• **Written exercise**: Each line that follows is to be retyped exactly.

Stored items from a collection
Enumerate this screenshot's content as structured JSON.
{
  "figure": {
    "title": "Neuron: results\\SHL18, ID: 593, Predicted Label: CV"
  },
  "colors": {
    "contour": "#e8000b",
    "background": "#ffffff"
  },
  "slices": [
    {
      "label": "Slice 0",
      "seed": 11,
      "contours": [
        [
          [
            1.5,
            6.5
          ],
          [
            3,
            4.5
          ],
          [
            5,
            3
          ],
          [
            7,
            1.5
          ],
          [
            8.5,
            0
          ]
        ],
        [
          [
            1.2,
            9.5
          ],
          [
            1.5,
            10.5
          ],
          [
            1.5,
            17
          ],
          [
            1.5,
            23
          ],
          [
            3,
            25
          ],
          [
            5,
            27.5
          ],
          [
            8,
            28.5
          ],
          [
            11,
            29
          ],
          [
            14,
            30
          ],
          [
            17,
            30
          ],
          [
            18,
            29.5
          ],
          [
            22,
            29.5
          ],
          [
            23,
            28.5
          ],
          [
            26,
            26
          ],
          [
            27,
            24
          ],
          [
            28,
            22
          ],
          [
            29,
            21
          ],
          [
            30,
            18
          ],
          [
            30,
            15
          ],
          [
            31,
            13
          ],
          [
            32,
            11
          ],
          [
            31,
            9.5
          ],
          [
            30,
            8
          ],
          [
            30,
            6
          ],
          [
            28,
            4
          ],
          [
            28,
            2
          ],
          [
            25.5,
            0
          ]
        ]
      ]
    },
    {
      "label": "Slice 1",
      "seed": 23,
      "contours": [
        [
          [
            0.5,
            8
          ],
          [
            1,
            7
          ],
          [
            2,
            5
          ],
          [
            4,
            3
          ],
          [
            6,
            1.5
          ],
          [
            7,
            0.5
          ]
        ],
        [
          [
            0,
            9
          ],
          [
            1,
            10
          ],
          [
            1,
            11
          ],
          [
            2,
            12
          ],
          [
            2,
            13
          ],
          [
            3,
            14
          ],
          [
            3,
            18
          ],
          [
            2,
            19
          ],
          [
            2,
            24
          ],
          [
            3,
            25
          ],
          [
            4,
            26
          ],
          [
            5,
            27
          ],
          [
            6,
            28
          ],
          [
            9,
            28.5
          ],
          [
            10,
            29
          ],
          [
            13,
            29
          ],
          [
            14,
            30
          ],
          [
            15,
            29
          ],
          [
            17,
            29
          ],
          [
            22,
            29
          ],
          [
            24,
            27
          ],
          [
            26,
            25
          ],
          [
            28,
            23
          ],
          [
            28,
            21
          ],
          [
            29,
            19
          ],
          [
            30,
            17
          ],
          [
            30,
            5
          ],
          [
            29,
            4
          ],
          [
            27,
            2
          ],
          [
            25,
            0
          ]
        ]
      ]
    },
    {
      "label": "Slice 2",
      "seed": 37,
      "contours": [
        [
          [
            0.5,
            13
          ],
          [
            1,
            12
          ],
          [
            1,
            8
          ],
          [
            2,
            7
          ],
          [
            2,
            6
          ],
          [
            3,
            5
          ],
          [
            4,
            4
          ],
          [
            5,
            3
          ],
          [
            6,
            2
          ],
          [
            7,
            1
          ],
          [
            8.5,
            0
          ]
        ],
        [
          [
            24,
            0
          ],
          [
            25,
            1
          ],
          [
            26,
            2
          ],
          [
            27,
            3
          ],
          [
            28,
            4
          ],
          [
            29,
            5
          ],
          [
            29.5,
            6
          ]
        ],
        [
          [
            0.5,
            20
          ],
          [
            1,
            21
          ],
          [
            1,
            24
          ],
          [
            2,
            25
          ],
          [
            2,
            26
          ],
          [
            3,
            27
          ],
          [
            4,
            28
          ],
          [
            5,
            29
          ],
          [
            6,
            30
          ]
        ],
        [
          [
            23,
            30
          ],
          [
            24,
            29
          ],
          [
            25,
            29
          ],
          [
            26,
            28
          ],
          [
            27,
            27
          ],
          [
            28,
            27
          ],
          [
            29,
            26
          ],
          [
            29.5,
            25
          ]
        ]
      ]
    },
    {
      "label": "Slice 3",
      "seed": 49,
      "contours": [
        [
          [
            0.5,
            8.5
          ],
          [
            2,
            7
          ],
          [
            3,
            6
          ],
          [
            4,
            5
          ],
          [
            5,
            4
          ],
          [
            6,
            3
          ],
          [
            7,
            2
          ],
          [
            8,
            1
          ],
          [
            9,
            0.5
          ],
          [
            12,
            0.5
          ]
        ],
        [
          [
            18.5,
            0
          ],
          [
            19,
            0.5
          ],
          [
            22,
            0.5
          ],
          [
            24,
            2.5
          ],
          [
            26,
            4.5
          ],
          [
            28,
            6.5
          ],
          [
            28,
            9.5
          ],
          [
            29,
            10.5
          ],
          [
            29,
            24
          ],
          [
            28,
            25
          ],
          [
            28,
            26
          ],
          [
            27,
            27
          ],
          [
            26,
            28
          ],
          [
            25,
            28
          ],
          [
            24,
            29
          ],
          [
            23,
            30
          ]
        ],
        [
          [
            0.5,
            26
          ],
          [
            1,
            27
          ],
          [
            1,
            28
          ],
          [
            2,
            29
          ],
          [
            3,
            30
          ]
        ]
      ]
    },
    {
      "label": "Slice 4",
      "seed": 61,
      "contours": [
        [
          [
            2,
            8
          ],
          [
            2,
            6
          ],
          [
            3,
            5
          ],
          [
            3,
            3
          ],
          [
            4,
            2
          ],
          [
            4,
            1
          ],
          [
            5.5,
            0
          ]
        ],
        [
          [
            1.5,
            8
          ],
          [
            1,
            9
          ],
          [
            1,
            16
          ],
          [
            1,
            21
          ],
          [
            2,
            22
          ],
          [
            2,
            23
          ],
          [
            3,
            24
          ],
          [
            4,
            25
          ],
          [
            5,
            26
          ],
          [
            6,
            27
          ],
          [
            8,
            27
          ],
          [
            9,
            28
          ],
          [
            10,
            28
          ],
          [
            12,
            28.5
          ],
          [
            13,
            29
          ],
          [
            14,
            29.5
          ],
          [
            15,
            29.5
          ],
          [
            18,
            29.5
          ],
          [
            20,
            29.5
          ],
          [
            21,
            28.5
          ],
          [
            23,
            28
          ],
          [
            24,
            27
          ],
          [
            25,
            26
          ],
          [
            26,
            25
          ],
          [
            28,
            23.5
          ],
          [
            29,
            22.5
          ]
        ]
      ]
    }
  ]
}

• **Full response**:
Enumerate this screenshot's content as structured JSON.
{
  "figure": {
    "title": "Neuron: results\\SHL18, ID: 593, Predicted Label: CV"
  },
  "colors": {
    "contour": "#e8000b",
    "background": "#ffffff"
  },
  "slices": [
    {
      "label": "Slice 0",
      "seed": 11,
      "contours": [
        [
          [
            1.5,
            6.5
          ],
          [
            3,
            4.5
          ],
          [
            5,
            3
          ],
          [
            7,
            1.5
          ],
          [
            8.5,
            0
          ]
        ],
        [
          [
            1.2,
            9.5
          ],
          [
            1.5,
            10.5
          ],
          [
            1.5,
            17
          ],
          [
            1.5,
            23
          ],
          [
            3,
            25
          ],
          [
            5,
            27.5
          ],
          [
            8,
            28.5
          ],
          [
            11,
            29
          ],
          [
            14,
            30
          ],
          [
            17,
            30
          ],
          [
            18,
            29.5
          ],
          [
            22,
            29.5
          ],
          [
            23,
            28.5
          ],
          [
            26,
            26
          ],
          [
            27,
            24
          ],
          [
            28,
            22
          ],
          [
            29,
            21
          ],
          [
            30,
            18
          ],
          [
            30,
            15
          ],
          [
            31,
            13
          ],
          [
            32,
            11
          ],
          [
            31,
            9.5
          ],
          [
            30,
            8
          ],
          [
            30,
            6
          ],
          [
            28,
            4
          ],
          [
            28,
            2
          ],
          [
            25.5,
            0
          ]
        ]
      ]
    },
    {
      "label": "Slice 1",
      "seed": 23,
      "contours": [
        [
          [
            0.5,
            8
          ],
          [
            1,
            7
          ],
          [
            2,
            5
          ],
          [
            4,
            3
          ],
          [
            6,
            1.5
          ],
          [
            7,
            0.5
          ]
        ],
        [
          [
            0,
            9
          ],
          [
            1,
            10
          ],
          [
            1,
            11
          ],
          [
            2,
            12
          ],
          [
            2,
            13
          ],
          [
            3,
            14
          ],
          [
            3,
            18
          ],
          [
            2,
            19
          ],
          [
            2,
            24
          ],
          [
            3,
            25
          ],
          [
            4,
            26
          ],
          [
            5,
            27
          ],
          [
            6,
            28
          ],
          [
            9,
            28.5
          ],
          [
            10,
            29
          ],
          [
            13,
            29
          ],
          [
            14,
            30
          ],
          [
            15,
            29
          ],
          [
            17,
            29
          ],
          [
            22,
            29
          ],
          [
            24,
            27
          ],
          [
            26,
            25
          ],
          [
            28,
            23
          ],
          [
            28,
            21
          ],
          [
            29,
            19
          ],
          [
            30,
            17
          ],
          [
            30,
            5
          ],
          [
            29,
            4
          ],
          [
            27,
            2
          ],
          [
            25,
            0
          ]
        ]
      ]
    },
    {
      "label": "Slice 2",
      "seed": 37,
      "contours": [
        [
          [
            0.5,
            13
          ],
          [
            1,
            12
          ],
          [
            1,
            8
          ],
          [
            2,
            7
          ],
          [
            2,
            6
          ],
          [
            3,
            5
          ],
          [
            4,
            4
          ],
          [
            5,
            3
          ],
          [
            6,
            2
          ],
          [
            7,
            1
          ],
          [
            8.5,
            0
          ]
        ],
        [
          [
            24,
            0
          ],
          [
            25,
            1
          ],
          [
            26,
            2
          ],
          [
            27,
            3
          ],
          [
            28,
            4
          ],
          [
            29,
            5
          ],
          [
            29.5,
            6
          ]
        ],
        [
          [
            0.5,
            20
          ],
          [
            1,
            21
          ],
          [
            1,
            24
          ],
          [
            2,
            25
          ],
          [
            2,
            26
          ],
          [
            3,
            27
          ],
          [
            4,
            28
          ],
          [
            5,
            29
          ],
          [
            6,
            30
          ]
        ],
        [
          [
            23,
            30
          ],
          [
            24,
            29
          ],
          [
            25,
            29
          ],
          [
            26,
            28
          ],
          [
            27,
            27
          ],
          [
            28,
            27
          ],
          [
            29,
            26
          ],
          [
            29.5,
            25
          ]
        ]
      ]
    },
    {
      "label": "Slice 3",
      "seed": 49,
      "contours": [
        [
          [
            0.5,
            8.5
          ],
          [
            2,
            7
          ],
          [
            3,
            6
          ],
          [
            4,
            5
          ],
          [
            5,
            4
          ],
          [
            6,
            3
          ],
          [
            7,
            2
          ],
          [
            8,
            1
          ],
          [
            9,
            0.5
          ],
          [
            12,
            0.5
          ]
        ],
        [
          [
            18.5,
            0
          ],
          [
            19,
            0.5
          ],
          [
            22,
            0.5
          ],
          [
            24,
            2.5
          ],
          [
            26,
            4.5
          ],
          [
            28,
            6.5
          ],
          [
            28,
            9.5
          ],
          [
            29,
            10.5
          ],
          [
            29,
            24
          ],
          [
            28,
            25
          ],
          [
            28,
            26
          ],
          [
            27,
            27
          ],
          [
            26,
            28
          ],
          [
            25,
            28
          ],
          [
            24,
            29
          ],
          [
            23,
            30
          ]
        ],
        [
          [
            0.5,
            26
          ],
          [
            1,
            27
          ],
          [
            1,
            28
          ],
          [
            2,
            29
          ],
          [
            3,
            30
          ]
        ]
      ]
    },
    {
      "label": "Slice 4",
      "seed": 61,
      "contours": [
        [
          [
            2,
            8
          ],
          [
            2,
            6
          ],
          [
            3,
            5
          ],
          [
            3,
            3
          ],
          [
            4,
            2
          ],
          [
            4,
            1
          ],
          [
            5.5,
            0
          ]
        ],
        [
          [
            1.5,
            8
          ],
          [
            1,
            9
          ],
          [
            1,
            16
          ],
          [
            1,
            21
          ],
          [
            2,
            22
          ],
          [
            2,
            23
          ],
          [
            3,
            24
          ],
          [
            4,
            25
          ],
          [
            5,
            26
          ],
          [
            6,
            27
          ],
          [
            8,
            27
          ],
          [
            9,
            28
          ],
          [
            10,
            28
          ],
          [
            12,
            28.5
          ],
          [
            13,
            29
          ],
          [
            14,
            29.5
          ],
          [
            15,
            29.5
          ],
          [
            18,
            29.5
          ],
          [
            20,
            29.5
          ],
          [
            21,
            28.5
          ],
          [
            23,
            28
          ],
          [
            24,
            27
          ],
          [
            25,
            26
          ],
          [
            26,
            25
          ],
          [
            28,
            23.5
          ],
          [
            29,
            22.5
          ]
        ]
      ]
    }
  ]
}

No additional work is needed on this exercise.